[Data entries]
::::

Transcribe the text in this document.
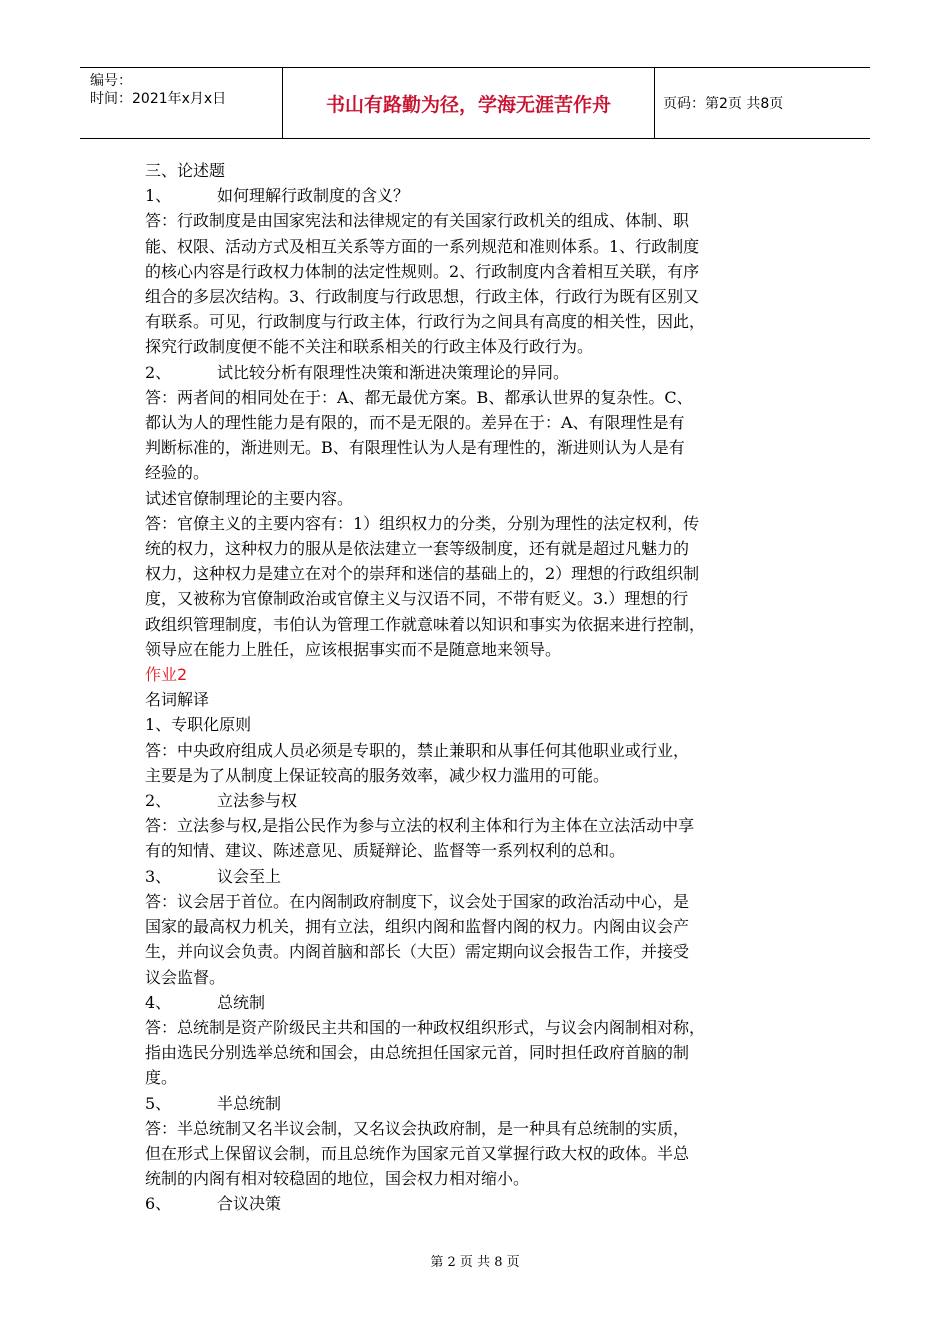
编号：
时间：2021年x月x日	书山有路勤为径，学海无涯苦作舟	页码：第2页 共8页
三、论述题
1、	如何理解行政制度的含义？
答：行政制度是由国家宪法和法律规定的有关国家行政机关的组成、体制、职
能、权限、活动方式及相互关系等方面的一系列规范和准则体系。1、行政制度
的核心内容是行政权力体制的法定性规则。2、行政制度内含着相互关联，有序
组合的多层次结构。3、行政制度与行政思想，行政主体，行政行为既有区别又
有联系。可见，行政制度与行政主体，行政行为之间具有高度的相关性，因此，
探究行政制度便不能不关注和联系相关的行政主体及行政行为。
2、	试比较分析有限理性决策和渐进决策理论的异同。
答：两者间的相同处在于：A、都无最优方案。B、都承认世界的复杂性。C、
都认为人的理性能力是有限的，而不是无限的。差异在于：A、有限理性是有
判断标准的，渐进则无。B、有限理性认为人是有理性的，渐进则认为人是有
经验的。
试述官僚制理论的主要内容。
答：官僚主义的主要内容有：1）组织权力的分类，分别为理性的法定权利，传
统的权力，这种权力的服从是依法建立一套等级制度，还有就是超过凡魅力的
权力，这种权力是建立在对个的崇拜和迷信的基础上的，2）理想的行政组织制
度，又被称为官僚制政治或官僚主义与汉语不同，不带有贬义。3.）理想的行
政组织管理制度，韦伯认为管理工作就意味着以知识和事实为依据来进行控制，
领导应在能力上胜任，应该根据事实而不是随意地来领导。
作业2
名词解译
1、专职化原则
答：中央政府组成人员必须是专职的，禁止兼职和从事任何其他职业或行业，
主要是为了从制度上保证较高的服务效率，减少权力滥用的可能。
2、	立法参与权
答：立法参与权,是指公民作为参与立法的权利主体和行为主体在立法活动中享
有的知情、建议、陈述意见、质疑辩论、监督等一系列权利的总和。
3、	议会至上
答：议会居于首位。在内阁制政府制度下，议会处于国家的政治活动中心，是
国家的最高权力机关，拥有立法，组织内阁和监督内阁的权力。内阁由议会产
生，并向议会负责。内阁首脑和部长（大臣）需定期向议会报告工作，并接受
议会监督。
4、	总统制
答：总统制是资产阶级民主共和国的一种政权组织形式，与议会内阁制相对称，
指由选民分别选举总统和国会，由总统担任国家元首，同时担任政府首脑的制
度。
5、	半总统制
答：半总统制又名半议会制，又名议会执政府制，是一种具有总统制的实质，
但在形式上保留议会制，而且总统作为国家元首又掌握行政大权的政体。半总
统制的内阁有相对较稳固的地位，国会权力相对缩小。
6、	合议决策
第 2 页 共 8 页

::::

### GOAL
Return the listing above in full and without alteration, excluding its pictures.

### WRITTEN ANSWER
Transcribe the text in this document.
编号：
时间：2021年x月x日	书山有路勤为径，学海无涯苦作舟	页码：第2页 共8页
三、论述题
1、	如何理解行政制度的含义？
答：行政制度是由国家宪法和法律规定的有关国家行政机关的组成、体制、职
能、权限、活动方式及相互关系等方面的一系列规范和准则体系。1、行政制度
的核心内容是行政权力体制的法定性规则。2、行政制度内含着相互关联，有序
组合的多层次结构。3、行政制度与行政思想，行政主体，行政行为既有区别又
有联系。可见，行政制度与行政主体，行政行为之间具有高度的相关性，因此，
探究行政制度便不能不关注和联系相关的行政主体及行政行为。
2、	试比较分析有限理性决策和渐进决策理论的异同。
答：两者间的相同处在于：A、都无最优方案。B、都承认世界的复杂性。C、
都认为人的理性能力是有限的，而不是无限的。差异在于：A、有限理性是有
判断标准的，渐进则无。B、有限理性认为人是有理性的，渐进则认为人是有
经验的。
试述官僚制理论的主要内容。
答：官僚主义的主要内容有：1）组织权力的分类，分别为理性的法定权利，传
统的权力，这种权力的服从是依法建立一套等级制度，还有就是超过凡魅力的
权力，这种权力是建立在对个的崇拜和迷信的基础上的，2）理想的行政组织制
度，又被称为官僚制政治或官僚主义与汉语不同，不带有贬义。3.）理想的行
政组织管理制度，韦伯认为管理工作就意味着以知识和事实为依据来进行控制，
领导应在能力上胜任，应该根据事实而不是随意地来领导。
作业2
名词解译
1、专职化原则
答：中央政府组成人员必须是专职的，禁止兼职和从事任何其他职业或行业，
主要是为了从制度上保证较高的服务效率，减少权力滥用的可能。
2、	立法参与权
答：立法参与权,是指公民作为参与立法的权利主体和行为主体在立法活动中享
有的知情、建议、陈述意见、质疑辩论、监督等一系列权利的总和。
3、	议会至上
答：议会居于首位。在内阁制政府制度下，议会处于国家的政治活动中心，是
国家的最高权力机关，拥有立法，组织内阁和监督内阁的权力。内阁由议会产
生，并向议会负责。内阁首脑和部长（大臣）需定期向议会报告工作，并接受
议会监督。
4、	总统制
答：总统制是资产阶级民主共和国的一种政权组织形式，与议会内阁制相对称，
指由选民分别选举总统和国会，由总统担任国家元首，同时担任政府首脑的制
度。
5、	半总统制
答：半总统制又名半议会制，又名议会执政府制，是一种具有总统制的实质，
但在形式上保留议会制，而且总统作为国家元首又掌握行政大权的政体。半总
统制的内阁有相对较稳固的地位，国会权力相对缩小。
6、	合议决策
第 2 页 共 8 页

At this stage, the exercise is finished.